• **Recorded information**:
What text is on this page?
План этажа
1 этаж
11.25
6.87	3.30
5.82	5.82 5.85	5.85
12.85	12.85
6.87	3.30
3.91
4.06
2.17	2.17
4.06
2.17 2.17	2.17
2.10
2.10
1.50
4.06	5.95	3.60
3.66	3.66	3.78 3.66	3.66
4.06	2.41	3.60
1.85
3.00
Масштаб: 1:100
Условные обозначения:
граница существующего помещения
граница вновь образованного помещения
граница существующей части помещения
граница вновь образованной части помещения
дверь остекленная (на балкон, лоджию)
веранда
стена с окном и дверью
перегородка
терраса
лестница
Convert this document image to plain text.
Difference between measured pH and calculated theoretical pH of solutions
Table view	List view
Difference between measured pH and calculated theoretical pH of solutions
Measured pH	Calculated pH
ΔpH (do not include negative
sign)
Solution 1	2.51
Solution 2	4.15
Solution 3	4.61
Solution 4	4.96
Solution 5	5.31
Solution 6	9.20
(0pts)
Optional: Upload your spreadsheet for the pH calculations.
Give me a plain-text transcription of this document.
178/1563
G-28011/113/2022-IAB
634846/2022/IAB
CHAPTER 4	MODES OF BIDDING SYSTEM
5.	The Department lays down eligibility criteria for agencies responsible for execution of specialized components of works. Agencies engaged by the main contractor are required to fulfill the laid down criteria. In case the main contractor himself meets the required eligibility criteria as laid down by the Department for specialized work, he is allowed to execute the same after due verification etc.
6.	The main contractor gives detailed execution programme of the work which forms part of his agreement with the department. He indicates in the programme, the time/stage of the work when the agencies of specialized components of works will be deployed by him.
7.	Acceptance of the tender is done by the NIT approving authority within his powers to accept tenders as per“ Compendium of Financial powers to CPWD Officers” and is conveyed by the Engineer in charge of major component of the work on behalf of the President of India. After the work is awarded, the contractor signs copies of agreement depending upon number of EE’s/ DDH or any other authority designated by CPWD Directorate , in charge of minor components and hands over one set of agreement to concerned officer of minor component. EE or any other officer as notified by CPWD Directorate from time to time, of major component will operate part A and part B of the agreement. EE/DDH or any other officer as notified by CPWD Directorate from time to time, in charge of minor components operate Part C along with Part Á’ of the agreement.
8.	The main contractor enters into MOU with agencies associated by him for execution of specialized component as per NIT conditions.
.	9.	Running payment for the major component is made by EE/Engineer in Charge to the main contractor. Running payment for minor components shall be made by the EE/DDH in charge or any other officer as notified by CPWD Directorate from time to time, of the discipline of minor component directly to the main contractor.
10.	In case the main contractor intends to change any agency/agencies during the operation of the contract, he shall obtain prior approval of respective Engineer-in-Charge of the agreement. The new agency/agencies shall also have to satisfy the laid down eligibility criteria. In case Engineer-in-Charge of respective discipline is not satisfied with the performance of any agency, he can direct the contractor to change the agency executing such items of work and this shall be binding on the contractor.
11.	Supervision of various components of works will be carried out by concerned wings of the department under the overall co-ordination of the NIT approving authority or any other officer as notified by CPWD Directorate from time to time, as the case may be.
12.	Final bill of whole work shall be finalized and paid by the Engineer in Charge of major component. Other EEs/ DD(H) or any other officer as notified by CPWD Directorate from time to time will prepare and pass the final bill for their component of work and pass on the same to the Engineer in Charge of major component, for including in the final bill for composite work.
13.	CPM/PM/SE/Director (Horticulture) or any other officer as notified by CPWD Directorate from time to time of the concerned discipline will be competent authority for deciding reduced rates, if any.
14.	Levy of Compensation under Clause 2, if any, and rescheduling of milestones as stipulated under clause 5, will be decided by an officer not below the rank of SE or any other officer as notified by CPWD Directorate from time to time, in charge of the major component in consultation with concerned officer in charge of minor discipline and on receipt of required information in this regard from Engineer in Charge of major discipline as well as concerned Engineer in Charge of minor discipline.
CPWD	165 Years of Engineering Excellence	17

• **Task to complete**: Count the lines of these entries that hold the string "помещения", and give only that number.

• **Expected output**: 4